## Task to complete
How many of the lines below include "TradingView"? Give the number and no other words.

— begin Dataset excerpts —

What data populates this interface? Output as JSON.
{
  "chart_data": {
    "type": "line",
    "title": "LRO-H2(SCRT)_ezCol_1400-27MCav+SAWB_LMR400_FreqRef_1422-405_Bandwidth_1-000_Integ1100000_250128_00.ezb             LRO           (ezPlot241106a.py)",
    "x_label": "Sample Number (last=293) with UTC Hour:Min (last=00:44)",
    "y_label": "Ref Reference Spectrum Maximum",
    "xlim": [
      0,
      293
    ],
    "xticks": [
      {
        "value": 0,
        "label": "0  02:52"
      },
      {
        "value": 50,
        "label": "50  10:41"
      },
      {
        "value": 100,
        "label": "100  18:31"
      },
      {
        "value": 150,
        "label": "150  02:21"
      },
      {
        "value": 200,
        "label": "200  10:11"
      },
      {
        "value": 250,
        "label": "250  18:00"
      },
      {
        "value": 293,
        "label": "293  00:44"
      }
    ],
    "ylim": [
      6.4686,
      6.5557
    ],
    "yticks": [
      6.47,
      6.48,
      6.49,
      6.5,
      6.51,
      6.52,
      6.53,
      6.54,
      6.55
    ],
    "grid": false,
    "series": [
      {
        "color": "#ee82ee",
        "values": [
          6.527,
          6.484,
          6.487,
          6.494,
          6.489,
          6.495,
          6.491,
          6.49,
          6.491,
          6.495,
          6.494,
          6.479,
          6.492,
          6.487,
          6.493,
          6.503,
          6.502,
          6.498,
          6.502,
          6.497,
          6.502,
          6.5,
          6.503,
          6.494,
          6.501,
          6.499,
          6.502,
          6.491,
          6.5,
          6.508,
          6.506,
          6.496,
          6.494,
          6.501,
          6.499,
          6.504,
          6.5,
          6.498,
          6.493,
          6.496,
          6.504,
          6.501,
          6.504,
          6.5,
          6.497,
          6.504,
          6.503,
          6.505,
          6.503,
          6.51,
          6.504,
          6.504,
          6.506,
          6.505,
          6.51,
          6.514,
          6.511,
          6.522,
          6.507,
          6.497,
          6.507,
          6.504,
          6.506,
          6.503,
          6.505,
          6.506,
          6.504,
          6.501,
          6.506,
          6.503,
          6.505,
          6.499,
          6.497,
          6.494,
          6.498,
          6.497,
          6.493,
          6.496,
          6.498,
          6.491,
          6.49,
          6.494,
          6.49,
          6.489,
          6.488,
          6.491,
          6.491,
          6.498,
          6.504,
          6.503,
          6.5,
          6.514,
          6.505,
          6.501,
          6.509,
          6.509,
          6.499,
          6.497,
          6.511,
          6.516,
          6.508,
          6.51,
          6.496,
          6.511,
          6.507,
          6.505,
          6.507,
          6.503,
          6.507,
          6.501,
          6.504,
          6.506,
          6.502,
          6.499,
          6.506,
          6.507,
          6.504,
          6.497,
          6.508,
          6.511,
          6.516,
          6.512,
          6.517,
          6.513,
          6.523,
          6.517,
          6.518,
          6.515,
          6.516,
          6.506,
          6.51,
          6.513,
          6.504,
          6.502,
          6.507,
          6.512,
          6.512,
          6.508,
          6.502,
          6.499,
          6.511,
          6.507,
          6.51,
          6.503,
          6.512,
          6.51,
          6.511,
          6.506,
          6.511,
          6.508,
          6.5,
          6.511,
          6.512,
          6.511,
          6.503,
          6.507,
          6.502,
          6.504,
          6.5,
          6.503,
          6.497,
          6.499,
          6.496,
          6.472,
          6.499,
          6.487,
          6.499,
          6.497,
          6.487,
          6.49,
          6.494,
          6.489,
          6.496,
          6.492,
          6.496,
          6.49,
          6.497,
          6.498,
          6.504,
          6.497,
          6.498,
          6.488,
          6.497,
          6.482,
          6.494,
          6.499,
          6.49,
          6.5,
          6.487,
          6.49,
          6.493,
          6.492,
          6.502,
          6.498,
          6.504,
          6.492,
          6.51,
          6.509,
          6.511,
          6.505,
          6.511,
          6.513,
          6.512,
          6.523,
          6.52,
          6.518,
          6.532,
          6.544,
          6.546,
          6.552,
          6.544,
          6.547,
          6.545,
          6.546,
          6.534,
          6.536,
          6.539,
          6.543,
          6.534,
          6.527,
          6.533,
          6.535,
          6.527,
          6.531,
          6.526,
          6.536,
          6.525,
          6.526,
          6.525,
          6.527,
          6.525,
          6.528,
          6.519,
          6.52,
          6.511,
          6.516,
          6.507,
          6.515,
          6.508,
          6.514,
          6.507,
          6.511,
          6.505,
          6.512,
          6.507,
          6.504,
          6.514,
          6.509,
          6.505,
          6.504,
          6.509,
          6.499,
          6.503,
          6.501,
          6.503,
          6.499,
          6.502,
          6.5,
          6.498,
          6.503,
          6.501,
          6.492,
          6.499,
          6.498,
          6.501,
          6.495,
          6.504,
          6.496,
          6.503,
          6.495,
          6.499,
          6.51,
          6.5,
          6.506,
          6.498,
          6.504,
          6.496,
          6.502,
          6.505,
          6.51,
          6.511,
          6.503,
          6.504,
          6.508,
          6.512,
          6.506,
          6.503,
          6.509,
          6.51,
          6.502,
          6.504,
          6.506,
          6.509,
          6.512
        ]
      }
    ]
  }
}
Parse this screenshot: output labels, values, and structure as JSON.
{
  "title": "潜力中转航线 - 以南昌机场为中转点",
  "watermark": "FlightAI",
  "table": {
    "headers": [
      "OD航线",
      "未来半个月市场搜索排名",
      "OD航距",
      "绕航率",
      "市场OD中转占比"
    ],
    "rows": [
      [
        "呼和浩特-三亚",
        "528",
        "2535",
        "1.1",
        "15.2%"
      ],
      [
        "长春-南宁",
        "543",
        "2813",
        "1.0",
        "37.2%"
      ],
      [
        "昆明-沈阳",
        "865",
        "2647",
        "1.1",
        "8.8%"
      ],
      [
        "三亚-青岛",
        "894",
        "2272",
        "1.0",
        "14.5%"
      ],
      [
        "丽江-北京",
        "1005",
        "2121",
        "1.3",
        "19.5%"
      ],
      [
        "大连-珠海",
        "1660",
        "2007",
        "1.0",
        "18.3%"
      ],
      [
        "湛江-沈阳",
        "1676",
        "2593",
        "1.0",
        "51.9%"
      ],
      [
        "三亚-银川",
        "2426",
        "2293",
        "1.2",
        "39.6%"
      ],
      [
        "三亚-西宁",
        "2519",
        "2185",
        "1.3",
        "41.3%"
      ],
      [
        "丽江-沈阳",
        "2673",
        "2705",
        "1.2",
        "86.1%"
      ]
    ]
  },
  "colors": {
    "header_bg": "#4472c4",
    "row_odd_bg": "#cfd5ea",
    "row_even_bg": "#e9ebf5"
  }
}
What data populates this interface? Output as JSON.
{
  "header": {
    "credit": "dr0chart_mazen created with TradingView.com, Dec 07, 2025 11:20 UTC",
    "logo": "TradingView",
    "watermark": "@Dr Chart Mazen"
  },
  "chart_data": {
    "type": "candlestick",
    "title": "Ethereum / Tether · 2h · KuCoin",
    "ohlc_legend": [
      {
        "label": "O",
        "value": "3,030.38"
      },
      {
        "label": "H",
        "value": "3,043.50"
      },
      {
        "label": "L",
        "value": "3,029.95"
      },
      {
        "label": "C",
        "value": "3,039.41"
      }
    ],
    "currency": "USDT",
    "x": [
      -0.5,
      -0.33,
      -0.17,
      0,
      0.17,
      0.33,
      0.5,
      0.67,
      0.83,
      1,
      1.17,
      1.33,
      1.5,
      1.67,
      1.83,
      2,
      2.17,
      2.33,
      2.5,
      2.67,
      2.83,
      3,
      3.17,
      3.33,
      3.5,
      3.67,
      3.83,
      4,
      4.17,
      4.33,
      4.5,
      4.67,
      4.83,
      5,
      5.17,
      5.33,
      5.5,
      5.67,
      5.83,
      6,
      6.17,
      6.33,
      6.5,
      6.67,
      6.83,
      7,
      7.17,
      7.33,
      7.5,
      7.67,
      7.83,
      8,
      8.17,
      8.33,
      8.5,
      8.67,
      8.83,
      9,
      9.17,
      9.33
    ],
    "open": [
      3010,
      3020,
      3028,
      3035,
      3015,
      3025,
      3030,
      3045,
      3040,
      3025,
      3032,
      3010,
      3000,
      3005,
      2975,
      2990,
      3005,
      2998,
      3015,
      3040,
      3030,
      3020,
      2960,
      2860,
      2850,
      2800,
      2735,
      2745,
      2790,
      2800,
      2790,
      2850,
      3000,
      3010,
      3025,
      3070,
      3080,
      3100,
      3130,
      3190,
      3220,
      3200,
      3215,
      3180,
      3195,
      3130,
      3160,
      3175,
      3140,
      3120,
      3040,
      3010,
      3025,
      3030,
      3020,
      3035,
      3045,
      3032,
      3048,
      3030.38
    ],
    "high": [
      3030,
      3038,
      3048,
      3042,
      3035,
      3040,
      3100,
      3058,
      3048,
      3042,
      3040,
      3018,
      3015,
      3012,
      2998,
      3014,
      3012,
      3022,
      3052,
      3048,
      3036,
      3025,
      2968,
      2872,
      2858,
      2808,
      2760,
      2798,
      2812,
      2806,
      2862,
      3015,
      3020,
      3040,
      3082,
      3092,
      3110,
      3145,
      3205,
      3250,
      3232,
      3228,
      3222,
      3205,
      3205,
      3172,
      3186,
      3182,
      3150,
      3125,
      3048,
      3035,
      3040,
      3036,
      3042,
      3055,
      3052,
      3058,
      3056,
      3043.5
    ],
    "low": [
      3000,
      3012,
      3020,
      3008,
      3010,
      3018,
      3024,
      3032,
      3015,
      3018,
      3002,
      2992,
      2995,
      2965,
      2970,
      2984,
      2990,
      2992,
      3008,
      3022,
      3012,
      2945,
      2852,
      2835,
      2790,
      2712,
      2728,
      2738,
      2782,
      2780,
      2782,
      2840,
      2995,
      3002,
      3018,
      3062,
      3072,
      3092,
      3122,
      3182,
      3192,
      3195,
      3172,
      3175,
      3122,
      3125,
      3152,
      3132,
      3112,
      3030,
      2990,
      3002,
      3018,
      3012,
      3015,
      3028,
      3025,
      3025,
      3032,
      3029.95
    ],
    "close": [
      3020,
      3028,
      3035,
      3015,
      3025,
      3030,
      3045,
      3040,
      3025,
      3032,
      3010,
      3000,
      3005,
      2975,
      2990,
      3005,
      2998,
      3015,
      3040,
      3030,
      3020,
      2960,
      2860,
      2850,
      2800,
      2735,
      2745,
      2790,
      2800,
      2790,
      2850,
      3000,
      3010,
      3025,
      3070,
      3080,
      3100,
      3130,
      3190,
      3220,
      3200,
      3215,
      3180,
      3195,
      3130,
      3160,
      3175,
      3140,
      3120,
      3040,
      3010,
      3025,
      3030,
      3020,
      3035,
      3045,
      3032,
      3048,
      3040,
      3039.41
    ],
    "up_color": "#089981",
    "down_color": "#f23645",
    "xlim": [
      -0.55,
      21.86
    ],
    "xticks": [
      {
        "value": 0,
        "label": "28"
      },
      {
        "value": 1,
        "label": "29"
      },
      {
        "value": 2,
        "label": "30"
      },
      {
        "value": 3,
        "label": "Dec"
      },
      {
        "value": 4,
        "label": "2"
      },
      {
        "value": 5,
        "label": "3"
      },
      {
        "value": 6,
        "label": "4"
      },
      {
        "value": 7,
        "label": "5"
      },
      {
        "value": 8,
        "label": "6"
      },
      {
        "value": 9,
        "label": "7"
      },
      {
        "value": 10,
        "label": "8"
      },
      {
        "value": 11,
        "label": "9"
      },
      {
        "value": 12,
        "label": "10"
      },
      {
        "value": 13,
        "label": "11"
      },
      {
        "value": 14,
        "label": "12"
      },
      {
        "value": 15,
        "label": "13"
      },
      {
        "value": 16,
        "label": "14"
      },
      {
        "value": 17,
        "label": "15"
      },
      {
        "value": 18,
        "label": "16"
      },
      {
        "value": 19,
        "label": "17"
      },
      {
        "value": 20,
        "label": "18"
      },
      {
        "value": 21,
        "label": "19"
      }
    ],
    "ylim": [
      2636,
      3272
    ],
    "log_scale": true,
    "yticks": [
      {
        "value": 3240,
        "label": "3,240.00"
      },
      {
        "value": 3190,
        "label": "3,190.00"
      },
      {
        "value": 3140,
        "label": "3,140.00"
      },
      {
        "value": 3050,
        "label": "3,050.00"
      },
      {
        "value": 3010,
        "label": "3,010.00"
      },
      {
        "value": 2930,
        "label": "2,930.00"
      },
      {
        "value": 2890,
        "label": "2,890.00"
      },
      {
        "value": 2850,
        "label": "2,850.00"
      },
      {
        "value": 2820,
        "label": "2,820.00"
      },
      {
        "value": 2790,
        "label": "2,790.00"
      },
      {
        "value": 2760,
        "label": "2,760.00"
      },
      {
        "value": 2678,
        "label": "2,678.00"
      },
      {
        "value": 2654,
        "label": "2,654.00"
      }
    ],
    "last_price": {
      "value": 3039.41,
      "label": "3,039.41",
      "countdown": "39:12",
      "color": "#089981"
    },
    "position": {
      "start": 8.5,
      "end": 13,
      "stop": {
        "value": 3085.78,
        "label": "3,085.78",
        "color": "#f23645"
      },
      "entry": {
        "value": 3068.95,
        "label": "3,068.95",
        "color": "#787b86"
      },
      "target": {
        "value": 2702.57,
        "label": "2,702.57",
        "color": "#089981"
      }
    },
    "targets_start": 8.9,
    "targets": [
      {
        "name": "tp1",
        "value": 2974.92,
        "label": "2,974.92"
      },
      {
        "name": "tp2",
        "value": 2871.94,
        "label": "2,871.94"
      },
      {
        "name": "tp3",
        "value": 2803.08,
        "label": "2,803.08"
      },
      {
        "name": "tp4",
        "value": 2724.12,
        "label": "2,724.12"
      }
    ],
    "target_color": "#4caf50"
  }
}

— end Dataset excerpts —

## Solution for this problem
2